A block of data
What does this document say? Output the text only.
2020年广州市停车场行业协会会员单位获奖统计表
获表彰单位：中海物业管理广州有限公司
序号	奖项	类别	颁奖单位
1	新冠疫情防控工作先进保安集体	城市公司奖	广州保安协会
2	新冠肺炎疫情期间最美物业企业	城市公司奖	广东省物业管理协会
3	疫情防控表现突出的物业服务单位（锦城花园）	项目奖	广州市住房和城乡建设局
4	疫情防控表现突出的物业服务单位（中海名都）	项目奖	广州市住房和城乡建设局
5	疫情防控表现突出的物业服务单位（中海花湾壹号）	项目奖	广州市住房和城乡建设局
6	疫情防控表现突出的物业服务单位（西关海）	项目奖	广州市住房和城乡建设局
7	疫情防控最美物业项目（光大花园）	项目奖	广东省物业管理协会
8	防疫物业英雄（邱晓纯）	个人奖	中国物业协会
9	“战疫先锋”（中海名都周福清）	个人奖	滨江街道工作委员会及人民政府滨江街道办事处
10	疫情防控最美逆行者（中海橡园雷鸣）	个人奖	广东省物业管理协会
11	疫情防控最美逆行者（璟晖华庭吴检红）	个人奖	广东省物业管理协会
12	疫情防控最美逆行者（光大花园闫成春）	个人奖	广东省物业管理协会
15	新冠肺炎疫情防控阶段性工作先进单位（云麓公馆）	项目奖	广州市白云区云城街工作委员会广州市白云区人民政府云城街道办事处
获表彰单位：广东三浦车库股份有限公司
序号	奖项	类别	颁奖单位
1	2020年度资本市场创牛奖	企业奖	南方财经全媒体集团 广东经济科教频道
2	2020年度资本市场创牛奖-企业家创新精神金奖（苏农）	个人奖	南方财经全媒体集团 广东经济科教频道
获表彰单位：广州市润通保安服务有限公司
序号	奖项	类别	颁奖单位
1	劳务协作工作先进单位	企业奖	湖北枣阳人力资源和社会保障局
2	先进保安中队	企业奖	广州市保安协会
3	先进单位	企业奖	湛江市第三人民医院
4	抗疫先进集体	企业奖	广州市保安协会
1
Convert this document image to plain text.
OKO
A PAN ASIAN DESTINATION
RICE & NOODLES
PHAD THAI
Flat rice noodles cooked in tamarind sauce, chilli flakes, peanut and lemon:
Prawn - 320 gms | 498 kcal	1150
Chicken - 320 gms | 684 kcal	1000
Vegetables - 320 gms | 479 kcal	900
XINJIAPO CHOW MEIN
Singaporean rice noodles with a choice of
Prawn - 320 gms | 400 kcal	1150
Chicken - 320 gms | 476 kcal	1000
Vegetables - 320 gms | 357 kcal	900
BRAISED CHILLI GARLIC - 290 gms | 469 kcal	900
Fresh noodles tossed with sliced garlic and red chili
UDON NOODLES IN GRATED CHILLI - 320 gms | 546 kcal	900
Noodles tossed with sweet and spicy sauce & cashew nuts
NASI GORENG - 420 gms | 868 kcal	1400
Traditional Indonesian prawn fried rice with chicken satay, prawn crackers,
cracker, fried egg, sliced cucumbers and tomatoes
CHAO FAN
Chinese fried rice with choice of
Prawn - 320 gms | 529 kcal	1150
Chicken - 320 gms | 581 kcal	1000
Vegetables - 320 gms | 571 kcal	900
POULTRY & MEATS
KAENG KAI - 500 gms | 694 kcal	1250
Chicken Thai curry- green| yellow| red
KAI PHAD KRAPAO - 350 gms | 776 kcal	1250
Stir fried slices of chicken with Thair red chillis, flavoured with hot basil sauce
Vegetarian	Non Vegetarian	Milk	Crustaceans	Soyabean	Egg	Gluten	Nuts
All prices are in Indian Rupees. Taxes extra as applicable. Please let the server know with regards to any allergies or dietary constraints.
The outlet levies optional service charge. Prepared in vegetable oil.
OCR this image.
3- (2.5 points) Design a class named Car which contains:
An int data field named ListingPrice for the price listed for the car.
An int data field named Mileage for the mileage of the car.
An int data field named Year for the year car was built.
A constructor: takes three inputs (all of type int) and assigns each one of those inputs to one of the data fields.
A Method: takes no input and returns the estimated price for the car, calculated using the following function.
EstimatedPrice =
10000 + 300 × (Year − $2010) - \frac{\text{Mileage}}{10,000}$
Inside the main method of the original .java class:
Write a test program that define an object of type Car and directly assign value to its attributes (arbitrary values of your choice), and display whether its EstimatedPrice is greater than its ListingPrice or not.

▸ **Aim of the task**
From the listing, copy every line where the string "获表彰单位" appears.

▸ **Full solution**
获表彰单位：中海物业管理广州有限公司
获表彰单位：广东三浦车库股份有限公司
获表彰单位：广州市润通保安服务有限公司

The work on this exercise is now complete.